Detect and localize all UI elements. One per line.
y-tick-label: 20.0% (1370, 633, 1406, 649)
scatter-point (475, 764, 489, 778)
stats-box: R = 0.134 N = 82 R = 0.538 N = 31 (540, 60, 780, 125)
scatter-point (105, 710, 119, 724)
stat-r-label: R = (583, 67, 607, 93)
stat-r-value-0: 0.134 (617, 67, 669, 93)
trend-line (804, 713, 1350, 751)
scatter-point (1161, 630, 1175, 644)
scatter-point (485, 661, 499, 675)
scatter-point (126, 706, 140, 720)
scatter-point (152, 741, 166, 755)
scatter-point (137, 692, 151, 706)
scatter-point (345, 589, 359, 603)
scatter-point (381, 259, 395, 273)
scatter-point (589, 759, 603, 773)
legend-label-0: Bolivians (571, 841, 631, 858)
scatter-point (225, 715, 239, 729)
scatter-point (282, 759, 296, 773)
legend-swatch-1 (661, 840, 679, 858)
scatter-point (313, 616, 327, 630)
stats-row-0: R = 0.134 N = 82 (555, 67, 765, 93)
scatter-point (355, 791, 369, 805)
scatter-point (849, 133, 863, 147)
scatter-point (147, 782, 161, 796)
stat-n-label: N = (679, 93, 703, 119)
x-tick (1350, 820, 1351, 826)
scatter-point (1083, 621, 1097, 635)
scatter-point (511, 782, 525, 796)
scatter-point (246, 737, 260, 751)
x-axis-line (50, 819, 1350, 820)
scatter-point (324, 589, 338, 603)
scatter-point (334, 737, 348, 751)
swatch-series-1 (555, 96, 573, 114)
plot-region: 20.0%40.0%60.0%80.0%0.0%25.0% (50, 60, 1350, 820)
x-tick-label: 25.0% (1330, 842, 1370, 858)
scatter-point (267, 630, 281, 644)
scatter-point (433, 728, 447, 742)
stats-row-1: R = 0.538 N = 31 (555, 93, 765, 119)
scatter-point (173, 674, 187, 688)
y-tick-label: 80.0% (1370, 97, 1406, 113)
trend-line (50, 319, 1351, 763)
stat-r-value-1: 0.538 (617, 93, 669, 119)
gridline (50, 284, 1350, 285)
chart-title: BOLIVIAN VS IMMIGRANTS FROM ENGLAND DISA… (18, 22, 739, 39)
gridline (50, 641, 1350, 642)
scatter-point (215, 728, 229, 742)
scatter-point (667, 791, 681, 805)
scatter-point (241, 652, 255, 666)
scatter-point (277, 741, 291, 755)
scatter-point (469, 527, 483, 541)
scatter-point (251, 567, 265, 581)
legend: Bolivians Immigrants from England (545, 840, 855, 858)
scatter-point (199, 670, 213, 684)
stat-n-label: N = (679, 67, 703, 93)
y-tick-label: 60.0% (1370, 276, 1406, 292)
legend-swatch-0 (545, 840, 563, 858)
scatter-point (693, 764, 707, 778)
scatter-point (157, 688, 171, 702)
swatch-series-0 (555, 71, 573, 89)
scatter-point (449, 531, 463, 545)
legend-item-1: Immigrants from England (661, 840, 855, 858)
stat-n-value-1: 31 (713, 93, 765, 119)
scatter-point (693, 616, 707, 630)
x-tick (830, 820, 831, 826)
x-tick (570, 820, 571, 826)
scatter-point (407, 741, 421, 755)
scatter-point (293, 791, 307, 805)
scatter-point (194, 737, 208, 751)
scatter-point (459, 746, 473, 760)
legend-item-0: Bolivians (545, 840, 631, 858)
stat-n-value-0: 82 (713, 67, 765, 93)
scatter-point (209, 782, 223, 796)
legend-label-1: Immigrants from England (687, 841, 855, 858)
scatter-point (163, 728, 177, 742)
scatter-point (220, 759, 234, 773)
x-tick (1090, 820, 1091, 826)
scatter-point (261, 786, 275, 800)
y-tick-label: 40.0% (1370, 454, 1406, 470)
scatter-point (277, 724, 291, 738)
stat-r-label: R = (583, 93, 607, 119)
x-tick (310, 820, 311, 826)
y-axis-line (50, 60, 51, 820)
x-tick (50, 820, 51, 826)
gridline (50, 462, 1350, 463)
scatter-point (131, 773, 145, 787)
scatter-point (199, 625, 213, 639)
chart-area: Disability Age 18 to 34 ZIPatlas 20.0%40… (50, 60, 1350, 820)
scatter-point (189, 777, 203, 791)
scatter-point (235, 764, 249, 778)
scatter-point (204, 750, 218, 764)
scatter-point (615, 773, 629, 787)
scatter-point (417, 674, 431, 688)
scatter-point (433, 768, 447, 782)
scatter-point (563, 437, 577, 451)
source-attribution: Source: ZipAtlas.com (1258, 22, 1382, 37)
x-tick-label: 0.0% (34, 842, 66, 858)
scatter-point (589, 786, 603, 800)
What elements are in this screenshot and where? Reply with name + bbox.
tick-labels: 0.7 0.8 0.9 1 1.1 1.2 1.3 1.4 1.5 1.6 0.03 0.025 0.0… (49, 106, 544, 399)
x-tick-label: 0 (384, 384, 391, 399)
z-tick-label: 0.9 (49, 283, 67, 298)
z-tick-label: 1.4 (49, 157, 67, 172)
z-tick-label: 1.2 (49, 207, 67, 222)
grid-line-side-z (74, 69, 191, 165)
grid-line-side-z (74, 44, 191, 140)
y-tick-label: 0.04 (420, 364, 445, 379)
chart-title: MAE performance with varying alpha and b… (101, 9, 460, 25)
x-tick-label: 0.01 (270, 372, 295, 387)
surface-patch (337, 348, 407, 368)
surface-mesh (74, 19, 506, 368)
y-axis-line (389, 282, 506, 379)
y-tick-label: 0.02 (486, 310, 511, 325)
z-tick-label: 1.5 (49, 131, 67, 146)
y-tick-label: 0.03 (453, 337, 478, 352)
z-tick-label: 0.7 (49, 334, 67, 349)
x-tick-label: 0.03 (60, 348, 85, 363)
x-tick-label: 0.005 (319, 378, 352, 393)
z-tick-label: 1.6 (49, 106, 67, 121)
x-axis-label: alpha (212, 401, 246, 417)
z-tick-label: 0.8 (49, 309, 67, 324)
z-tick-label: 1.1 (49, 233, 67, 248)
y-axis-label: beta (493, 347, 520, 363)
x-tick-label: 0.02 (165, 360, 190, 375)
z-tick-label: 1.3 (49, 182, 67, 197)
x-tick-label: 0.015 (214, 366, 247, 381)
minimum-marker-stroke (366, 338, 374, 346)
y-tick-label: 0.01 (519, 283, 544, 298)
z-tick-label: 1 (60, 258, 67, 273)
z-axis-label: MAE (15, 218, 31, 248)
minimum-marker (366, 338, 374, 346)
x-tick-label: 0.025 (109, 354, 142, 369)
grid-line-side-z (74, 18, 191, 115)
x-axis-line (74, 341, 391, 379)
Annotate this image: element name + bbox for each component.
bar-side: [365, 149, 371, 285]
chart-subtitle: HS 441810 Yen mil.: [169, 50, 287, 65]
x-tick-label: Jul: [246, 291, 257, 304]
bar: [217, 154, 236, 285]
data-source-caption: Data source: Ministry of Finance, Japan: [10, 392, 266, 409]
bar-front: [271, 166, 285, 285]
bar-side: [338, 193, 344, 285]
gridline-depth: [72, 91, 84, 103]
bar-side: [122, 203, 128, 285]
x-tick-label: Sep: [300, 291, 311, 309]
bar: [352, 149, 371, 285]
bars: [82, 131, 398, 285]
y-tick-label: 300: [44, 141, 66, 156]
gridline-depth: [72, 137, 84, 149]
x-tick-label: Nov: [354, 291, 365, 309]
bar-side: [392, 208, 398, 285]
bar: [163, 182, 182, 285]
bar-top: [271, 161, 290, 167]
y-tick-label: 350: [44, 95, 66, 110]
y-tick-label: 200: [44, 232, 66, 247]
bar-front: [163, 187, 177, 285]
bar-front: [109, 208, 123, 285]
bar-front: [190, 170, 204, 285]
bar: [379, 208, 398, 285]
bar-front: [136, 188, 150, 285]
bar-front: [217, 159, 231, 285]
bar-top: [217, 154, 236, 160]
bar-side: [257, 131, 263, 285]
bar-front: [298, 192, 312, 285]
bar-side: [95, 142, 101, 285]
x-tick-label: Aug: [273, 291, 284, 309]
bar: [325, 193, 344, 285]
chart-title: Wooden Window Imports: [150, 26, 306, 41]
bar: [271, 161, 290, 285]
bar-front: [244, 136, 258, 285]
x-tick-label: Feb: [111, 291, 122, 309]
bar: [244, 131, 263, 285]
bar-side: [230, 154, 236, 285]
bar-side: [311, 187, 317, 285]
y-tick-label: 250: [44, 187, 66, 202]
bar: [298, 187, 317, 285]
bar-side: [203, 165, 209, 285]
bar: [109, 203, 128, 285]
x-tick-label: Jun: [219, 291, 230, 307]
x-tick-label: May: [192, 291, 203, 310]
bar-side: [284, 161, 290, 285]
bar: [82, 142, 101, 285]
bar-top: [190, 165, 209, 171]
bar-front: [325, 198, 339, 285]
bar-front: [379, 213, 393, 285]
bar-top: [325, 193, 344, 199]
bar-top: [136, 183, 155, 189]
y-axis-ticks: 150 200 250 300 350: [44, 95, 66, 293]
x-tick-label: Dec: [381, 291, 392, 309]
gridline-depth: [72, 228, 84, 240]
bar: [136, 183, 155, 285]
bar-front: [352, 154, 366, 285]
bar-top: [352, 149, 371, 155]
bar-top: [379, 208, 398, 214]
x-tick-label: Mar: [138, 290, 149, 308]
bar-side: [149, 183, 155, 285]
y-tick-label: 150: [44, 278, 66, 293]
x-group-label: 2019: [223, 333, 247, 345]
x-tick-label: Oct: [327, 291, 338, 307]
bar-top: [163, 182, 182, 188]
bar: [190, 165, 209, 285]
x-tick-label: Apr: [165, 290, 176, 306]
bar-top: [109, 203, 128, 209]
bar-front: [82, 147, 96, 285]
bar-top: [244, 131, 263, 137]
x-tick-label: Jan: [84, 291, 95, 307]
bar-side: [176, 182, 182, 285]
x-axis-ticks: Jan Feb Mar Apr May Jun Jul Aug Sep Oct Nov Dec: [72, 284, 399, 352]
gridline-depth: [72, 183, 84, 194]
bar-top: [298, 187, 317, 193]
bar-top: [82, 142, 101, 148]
=-=-=-=-=
Please list every line of the records above that contains the word "legend".

legend-label-0: Bolivians (571, 841, 631, 858)
legend-swatch-1 (661, 840, 679, 858)
legend: Bolivians Immigrants from England (545, 840, 855, 858)
legend-swatch-0 (545, 840, 563, 858)
legend-item-1: Immigrants from England (661, 840, 855, 858)
legend-item-0: Bolivians (545, 840, 631, 858)
legend-label-1: Immigrants from England (687, 841, 855, 858)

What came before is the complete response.